** Start of Supplied records **
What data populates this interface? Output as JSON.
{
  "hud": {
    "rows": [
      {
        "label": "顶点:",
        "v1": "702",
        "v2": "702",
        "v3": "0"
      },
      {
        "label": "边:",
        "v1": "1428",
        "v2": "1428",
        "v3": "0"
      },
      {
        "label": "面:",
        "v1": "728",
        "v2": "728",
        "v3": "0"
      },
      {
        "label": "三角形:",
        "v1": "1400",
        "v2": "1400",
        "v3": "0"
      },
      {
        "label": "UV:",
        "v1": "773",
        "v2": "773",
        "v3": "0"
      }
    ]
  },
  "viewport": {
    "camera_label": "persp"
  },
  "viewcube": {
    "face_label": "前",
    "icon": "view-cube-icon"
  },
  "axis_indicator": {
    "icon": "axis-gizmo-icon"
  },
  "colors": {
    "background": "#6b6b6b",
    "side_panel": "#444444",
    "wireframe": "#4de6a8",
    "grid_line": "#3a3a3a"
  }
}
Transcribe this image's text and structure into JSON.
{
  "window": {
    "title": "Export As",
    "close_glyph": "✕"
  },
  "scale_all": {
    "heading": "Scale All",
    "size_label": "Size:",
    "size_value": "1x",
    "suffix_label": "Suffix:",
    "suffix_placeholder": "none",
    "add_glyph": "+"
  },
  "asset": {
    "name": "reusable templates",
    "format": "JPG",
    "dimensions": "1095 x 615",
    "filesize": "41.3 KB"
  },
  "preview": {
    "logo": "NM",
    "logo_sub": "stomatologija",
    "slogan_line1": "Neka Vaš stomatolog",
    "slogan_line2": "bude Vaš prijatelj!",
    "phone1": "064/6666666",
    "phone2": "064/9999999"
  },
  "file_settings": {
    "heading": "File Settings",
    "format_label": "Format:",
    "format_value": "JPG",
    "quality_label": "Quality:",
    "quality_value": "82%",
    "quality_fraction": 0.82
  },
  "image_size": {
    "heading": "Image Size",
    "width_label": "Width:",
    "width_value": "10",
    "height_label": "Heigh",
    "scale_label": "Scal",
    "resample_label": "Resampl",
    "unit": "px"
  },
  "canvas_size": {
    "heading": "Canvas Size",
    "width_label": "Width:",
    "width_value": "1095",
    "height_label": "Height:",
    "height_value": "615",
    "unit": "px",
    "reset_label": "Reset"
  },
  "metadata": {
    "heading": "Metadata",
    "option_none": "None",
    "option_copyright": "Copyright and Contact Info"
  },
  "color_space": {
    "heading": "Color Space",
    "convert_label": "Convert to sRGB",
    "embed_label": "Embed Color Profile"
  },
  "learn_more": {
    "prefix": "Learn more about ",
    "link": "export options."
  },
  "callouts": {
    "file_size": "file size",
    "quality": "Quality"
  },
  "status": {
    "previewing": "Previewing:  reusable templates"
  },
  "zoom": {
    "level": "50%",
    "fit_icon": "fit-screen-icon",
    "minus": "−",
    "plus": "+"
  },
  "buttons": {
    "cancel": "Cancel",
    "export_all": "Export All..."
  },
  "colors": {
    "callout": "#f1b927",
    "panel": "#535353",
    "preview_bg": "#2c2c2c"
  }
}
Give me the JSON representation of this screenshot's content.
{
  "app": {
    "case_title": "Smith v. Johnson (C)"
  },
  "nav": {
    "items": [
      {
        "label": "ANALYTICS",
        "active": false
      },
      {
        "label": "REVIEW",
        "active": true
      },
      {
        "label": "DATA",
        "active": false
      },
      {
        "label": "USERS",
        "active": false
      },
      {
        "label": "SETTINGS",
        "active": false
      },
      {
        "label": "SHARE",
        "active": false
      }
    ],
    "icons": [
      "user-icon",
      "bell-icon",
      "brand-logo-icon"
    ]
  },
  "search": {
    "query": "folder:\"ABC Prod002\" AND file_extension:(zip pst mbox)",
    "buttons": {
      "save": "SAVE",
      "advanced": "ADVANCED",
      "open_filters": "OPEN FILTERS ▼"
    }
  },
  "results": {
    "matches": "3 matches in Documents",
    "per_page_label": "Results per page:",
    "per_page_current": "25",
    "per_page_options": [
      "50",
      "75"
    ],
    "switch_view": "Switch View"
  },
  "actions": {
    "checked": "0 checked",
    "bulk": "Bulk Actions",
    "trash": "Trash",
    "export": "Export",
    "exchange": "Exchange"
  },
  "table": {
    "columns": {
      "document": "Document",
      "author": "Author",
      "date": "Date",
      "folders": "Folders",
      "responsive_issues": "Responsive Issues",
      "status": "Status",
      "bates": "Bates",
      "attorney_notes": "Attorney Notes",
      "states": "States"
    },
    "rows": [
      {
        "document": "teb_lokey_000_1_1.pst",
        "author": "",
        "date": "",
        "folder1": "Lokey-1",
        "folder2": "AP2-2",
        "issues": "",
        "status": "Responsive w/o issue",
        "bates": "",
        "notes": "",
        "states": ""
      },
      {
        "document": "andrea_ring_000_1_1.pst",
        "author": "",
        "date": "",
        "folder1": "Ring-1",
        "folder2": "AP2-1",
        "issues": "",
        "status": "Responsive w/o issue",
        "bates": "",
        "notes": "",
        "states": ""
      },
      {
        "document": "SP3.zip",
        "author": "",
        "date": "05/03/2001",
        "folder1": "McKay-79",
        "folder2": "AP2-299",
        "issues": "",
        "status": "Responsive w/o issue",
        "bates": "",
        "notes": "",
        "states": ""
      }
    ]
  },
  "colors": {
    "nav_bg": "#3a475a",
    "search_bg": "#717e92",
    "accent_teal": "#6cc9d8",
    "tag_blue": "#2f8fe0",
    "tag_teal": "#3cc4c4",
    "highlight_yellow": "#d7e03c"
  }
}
** End of Supplied records **
| To be done |
Repeat the data verbatim.

| Written response |
What data populates this interface? Output as JSON.
{
  "hud": {
    "rows": [
      {
        "label": "顶点:",
        "v1": "702",
        "v2": "702",
        "v3": "0"
      },
      {
        "label": "边:",
        "v1": "1428",
        "v2": "1428",
        "v3": "0"
      },
      {
        "label": "面:",
        "v1": "728",
        "v2": "728",
        "v3": "0"
      },
      {
        "label": "三角形:",
        "v1": "1400",
        "v2": "1400",
        "v3": "0"
      },
      {
        "label": "UV:",
        "v1": "773",
        "v2": "773",
        "v3": "0"
      }
    ]
  },
  "viewport": {
    "camera_label": "persp"
  },
  "viewcube": {
    "face_label": "前",
    "icon": "view-cube-icon"
  },
  "axis_indicator": {
    "icon": "axis-gizmo-icon"
  },
  "colors": {
    "background": "#6b6b6b",
    "side_panel": "#444444",
    "wireframe": "#4de6a8",
    "grid_line": "#3a3a3a"
  }
}
Transcribe this image's text and structure into JSON.
{
  "window": {
    "title": "Export As",
    "close_glyph": "✕"
  },
  "scale_all": {
    "heading": "Scale All",
    "size_label": "Size:",
    "size_value": "1x",
    "suffix_label": "Suffix:",
    "suffix_placeholder": "none",
    "add_glyph": "+"
  },
  "asset": {
    "name": "reusable templates",
    "format": "JPG",
    "dimensions": "1095 x 615",
    "filesize": "41.3 KB"
  },
  "preview": {
    "logo": "NM",
    "logo_sub": "stomatologija",
    "slogan_line1": "Neka Vaš stomatolog",
    "slogan_line2": "bude Vaš prijatelj!",
    "phone1": "064/6666666",
    "phone2": "064/9999999"
  },
  "file_settings": {
    "heading": "File Settings",
    "format_label": "Format:",
    "format_value": "JPG",
    "quality_label": "Quality:",
    "quality_value": "82%",
    "quality_fraction": 0.82
  },
  "image_size": {
    "heading": "Image Size",
    "width_label": "Width:",
    "width_value": "10",
    "height_label": "Heigh",
    "scale_label": "Scal",
    "resample_label": "Resampl",
    "unit": "px"
  },
  "canvas_size": {
    "heading": "Canvas Size",
    "width_label": "Width:",
    "width_value": "1095",
    "height_label": "Height:",
    "height_value": "615",
    "unit": "px",
    "reset_label": "Reset"
  },
  "metadata": {
    "heading": "Metadata",
    "option_none": "None",
    "option_copyright": "Copyright and Contact Info"
  },
  "color_space": {
    "heading": "Color Space",
    "convert_label": "Convert to sRGB",
    "embed_label": "Embed Color Profile"
  },
  "learn_more": {
    "prefix": "Learn more about ",
    "link": "export options."
  },
  "callouts": {
    "file_size": "file size",
    "quality": "Quality"
  },
  "status": {
    "previewing": "Previewing:  reusable templates"
  },
  "zoom": {
    "level": "50%",
    "fit_icon": "fit-screen-icon",
    "minus": "−",
    "plus": "+"
  },
  "buttons": {
    "cancel": "Cancel",
    "export_all": "Export All..."
  },
  "colors": {
    "callout": "#f1b927",
    "panel": "#535353",
    "preview_bg": "#2c2c2c"
  }
}
Give me the JSON representation of this screenshot's content.
{
  "app": {
    "case_title": "Smith v. Johnson (C)"
  },
  "nav": {
    "items": [
      {
        "label": "ANALYTICS",
        "active": false
      },
      {
        "label": "REVIEW",
        "active": true
      },
      {
        "label": "DATA",
        "active": false
      },
      {
        "label": "USERS",
        "active": false
      },
      {
        "label": "SETTINGS",
        "active": false
      },
      {
        "label": "SHARE",
        "active": false
      }
    ],
    "icons": [
      "user-icon",
      "bell-icon",
      "brand-logo-icon"
    ]
  },
  "search": {
    "query": "folder:\"ABC Prod002\" AND file_extension:(zip pst mbox)",
    "buttons": {
      "save": "SAVE",
      "advanced": "ADVANCED",
      "open_filters": "OPEN FILTERS ▼"
    }
  },
  "results": {
    "matches": "3 matches in Documents",
    "per_page_label": "Results per page:",
    "per_page_current": "25",
    "per_page_options": [
      "50",
      "75"
    ],
    "switch_view": "Switch View"
  },
  "actions": {
    "checked": "0 checked",
    "bulk": "Bulk Actions",
    "trash": "Trash",
    "export": "Export",
    "exchange": "Exchange"
  },
  "table": {
    "columns": {
      "document": "Document",
      "author": "Author",
      "date": "Date",
      "folders": "Folders",
      "responsive_issues": "Responsive Issues",
      "status": "Status",
      "bates": "Bates",
      "attorney_notes": "Attorney Notes",
      "states": "States"
    },
    "rows": [
      {
        "document": "teb_lokey_000_1_1.pst",
        "author": "",
        "date": "",
        "folder1": "Lokey-1",
        "folder2": "AP2-2",
        "issues": "",
        "status": "Responsive w/o issue",
        "bates": "",
        "notes": "",
        "states": ""
      },
      {
        "document": "andrea_ring_000_1_1.pst",
        "author": "",
        "date": "",
        "folder1": "Ring-1",
        "folder2": "AP2-1",
        "issues": "",
        "status": "Responsive w/o issue",
        "bates": "",
        "notes": "",
        "states": ""
      },
      {
        "document": "SP3.zip",
        "author": "",
        "date": "05/03/2001",
        "folder1": "McKay-79",
        "folder2": "AP2-299",
        "issues": "",
        "status": "Responsive w/o issue",
        "bates": "",
        "notes": "",
        "states": ""
      }
    ]
  },
  "colors": {
    "nav_bg": "#3a475a",
    "search_bg": "#717e92",
    "accent_teal": "#6cc9d8",
    "tag_blue": "#2f8fe0",
    "tag_teal": "#3cc4c4",
    "highlight_yellow": "#d7e03c"
  }
}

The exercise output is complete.